What is needed: Go through the material below and copy each line where the word "Lower" appears.

Records supplied:
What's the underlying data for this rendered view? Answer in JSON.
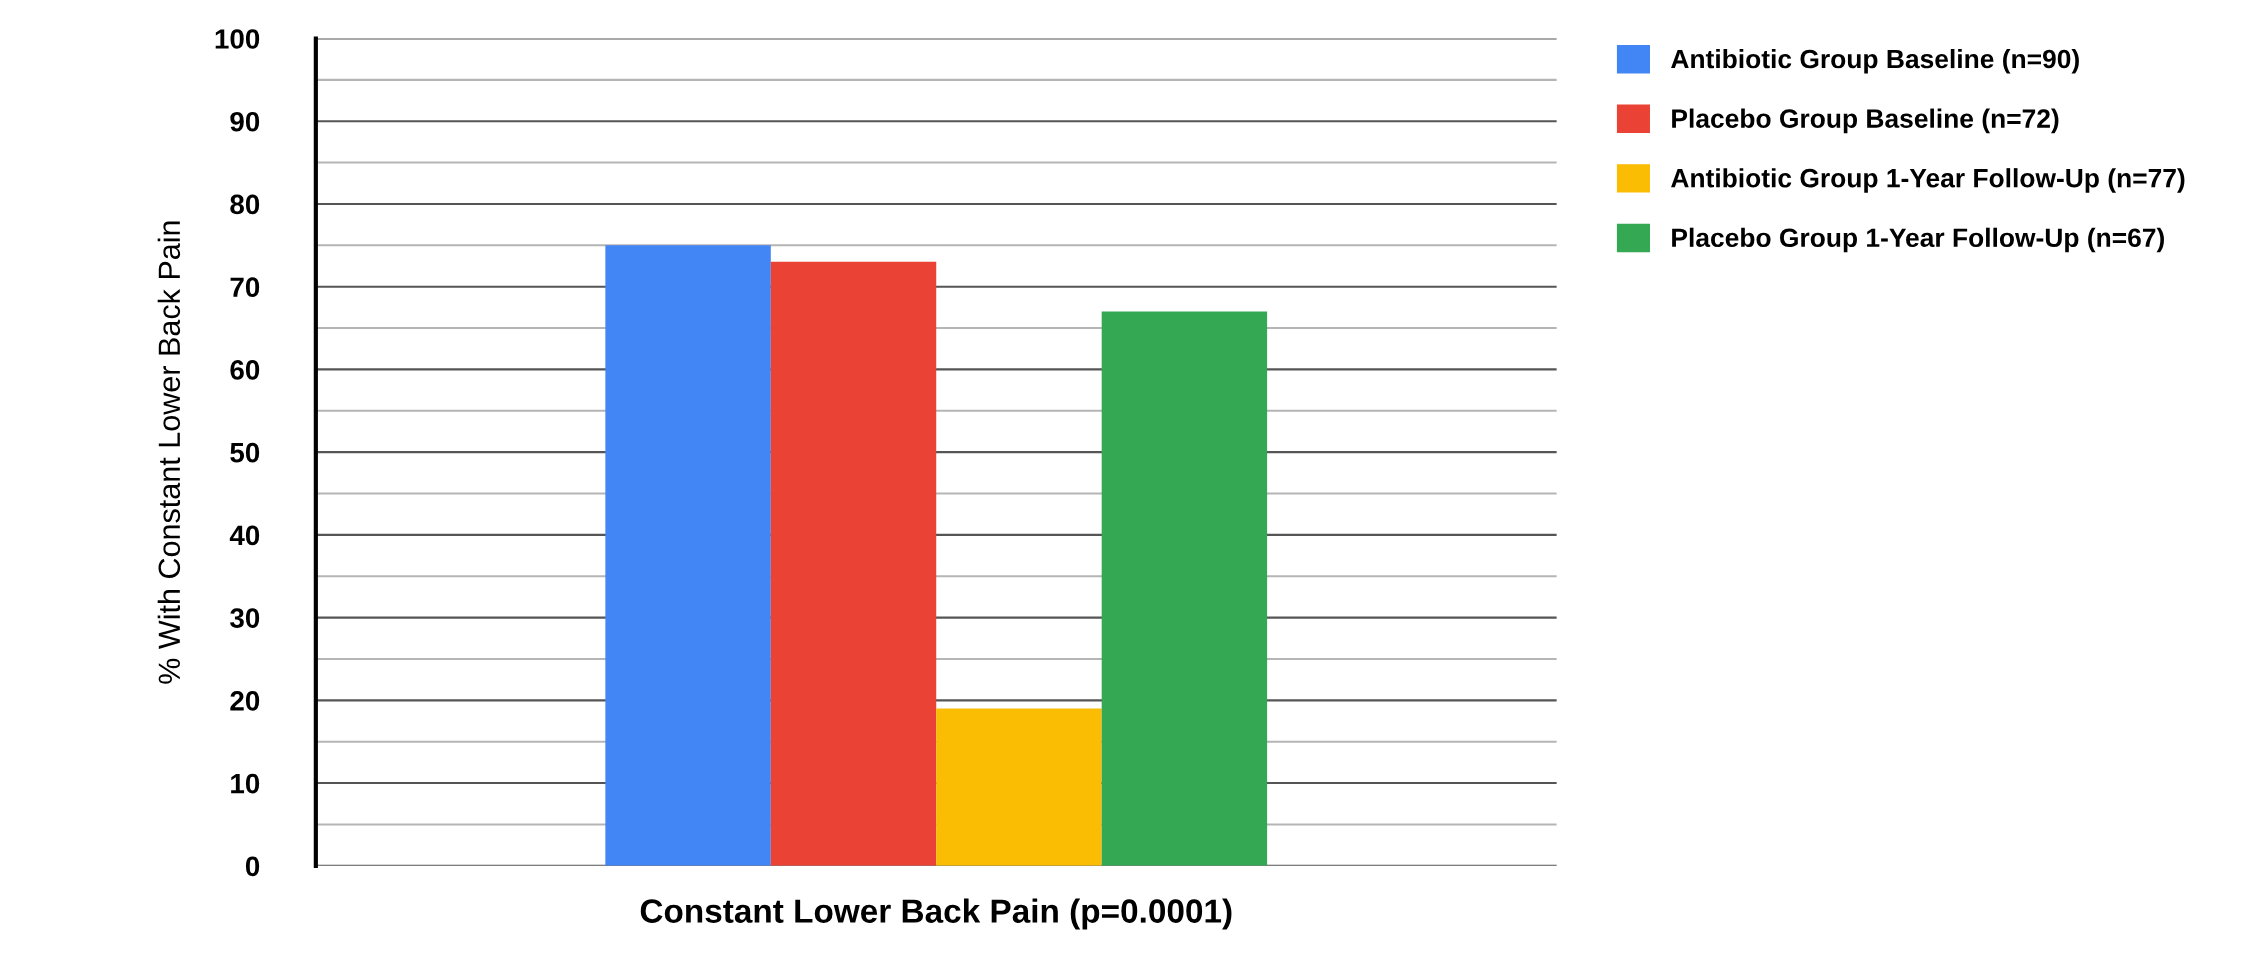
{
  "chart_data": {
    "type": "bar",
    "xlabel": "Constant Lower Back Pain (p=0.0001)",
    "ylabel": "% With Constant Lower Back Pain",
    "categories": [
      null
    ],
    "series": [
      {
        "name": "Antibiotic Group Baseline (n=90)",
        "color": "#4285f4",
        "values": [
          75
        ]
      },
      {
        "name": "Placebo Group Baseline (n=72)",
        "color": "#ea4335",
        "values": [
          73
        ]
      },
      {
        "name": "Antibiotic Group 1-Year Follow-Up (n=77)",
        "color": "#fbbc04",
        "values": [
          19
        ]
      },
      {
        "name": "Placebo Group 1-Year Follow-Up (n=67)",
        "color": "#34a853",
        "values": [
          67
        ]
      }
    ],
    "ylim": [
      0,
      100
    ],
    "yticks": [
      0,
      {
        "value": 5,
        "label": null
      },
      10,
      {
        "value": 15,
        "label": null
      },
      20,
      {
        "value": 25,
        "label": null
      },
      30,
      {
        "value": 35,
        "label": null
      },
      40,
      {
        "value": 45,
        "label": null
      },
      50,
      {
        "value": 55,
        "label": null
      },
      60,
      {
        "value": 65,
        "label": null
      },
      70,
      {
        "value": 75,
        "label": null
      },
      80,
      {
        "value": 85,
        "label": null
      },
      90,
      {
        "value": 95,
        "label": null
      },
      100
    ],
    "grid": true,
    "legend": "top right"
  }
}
==
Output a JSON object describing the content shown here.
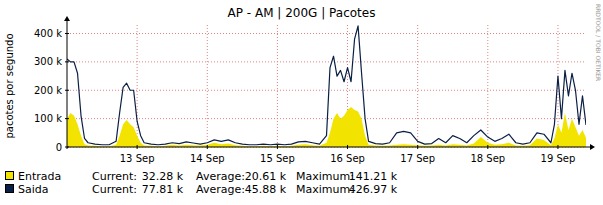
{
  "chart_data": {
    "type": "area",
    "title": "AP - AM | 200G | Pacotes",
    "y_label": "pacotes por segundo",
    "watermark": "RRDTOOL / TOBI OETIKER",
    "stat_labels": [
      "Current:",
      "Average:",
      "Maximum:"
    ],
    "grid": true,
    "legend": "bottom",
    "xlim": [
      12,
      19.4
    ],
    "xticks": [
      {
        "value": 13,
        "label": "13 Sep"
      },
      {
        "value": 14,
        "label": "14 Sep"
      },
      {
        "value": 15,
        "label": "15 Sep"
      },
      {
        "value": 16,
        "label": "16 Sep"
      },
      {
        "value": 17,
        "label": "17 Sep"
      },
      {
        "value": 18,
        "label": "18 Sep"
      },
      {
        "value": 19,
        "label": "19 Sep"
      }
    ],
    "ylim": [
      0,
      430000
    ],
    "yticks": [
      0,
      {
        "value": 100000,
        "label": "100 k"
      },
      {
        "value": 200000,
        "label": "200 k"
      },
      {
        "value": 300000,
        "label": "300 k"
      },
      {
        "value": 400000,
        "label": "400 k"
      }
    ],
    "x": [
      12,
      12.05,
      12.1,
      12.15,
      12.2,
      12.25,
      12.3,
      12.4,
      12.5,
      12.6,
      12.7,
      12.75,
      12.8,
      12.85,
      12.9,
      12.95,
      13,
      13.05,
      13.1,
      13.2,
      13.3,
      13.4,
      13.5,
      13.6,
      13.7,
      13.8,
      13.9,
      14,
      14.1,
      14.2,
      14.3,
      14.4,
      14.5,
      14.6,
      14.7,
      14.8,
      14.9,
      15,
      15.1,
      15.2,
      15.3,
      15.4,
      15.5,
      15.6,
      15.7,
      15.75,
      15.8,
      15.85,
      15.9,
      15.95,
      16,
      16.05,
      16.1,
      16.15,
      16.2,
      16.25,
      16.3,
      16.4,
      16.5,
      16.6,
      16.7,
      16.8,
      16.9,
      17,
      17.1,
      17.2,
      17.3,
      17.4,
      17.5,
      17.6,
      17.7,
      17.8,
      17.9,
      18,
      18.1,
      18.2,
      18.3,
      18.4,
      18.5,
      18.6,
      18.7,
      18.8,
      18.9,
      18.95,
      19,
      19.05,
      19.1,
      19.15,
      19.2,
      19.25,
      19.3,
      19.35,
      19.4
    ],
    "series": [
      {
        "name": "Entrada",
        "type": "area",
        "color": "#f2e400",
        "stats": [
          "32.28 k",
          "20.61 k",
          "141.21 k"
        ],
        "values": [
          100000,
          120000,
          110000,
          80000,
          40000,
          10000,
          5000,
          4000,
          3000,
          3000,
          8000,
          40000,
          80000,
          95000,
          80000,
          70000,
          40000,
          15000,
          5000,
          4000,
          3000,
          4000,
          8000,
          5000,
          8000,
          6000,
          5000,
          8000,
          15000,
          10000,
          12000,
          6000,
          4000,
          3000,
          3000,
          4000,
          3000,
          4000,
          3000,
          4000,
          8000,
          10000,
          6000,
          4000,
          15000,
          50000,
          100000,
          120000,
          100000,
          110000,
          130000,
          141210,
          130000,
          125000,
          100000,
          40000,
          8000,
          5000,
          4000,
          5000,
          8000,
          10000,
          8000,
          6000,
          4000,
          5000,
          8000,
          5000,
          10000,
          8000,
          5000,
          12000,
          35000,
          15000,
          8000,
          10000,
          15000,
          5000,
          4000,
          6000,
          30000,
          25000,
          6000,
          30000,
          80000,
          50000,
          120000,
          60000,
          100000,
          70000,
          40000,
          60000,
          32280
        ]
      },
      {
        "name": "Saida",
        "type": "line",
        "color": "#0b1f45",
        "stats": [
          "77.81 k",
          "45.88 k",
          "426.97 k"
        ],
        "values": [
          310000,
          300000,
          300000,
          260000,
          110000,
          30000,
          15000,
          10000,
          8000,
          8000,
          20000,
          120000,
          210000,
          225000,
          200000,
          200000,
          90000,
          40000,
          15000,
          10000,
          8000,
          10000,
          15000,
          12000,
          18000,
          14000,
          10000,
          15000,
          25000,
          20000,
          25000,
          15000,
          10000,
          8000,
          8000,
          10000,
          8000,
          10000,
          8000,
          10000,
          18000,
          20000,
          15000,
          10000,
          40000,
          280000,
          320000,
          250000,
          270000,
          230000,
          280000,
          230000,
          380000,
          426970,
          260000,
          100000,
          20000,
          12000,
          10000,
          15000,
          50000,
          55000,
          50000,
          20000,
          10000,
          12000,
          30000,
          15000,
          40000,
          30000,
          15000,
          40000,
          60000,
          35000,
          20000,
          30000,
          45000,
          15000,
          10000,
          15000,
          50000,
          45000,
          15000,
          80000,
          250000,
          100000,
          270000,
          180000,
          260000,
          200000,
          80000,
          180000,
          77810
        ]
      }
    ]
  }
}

Written response:
    "xlabel": "Constant Lower Back Pain (p=0.0001)",
    "ylabel": "% With Constant Lower Back Pain",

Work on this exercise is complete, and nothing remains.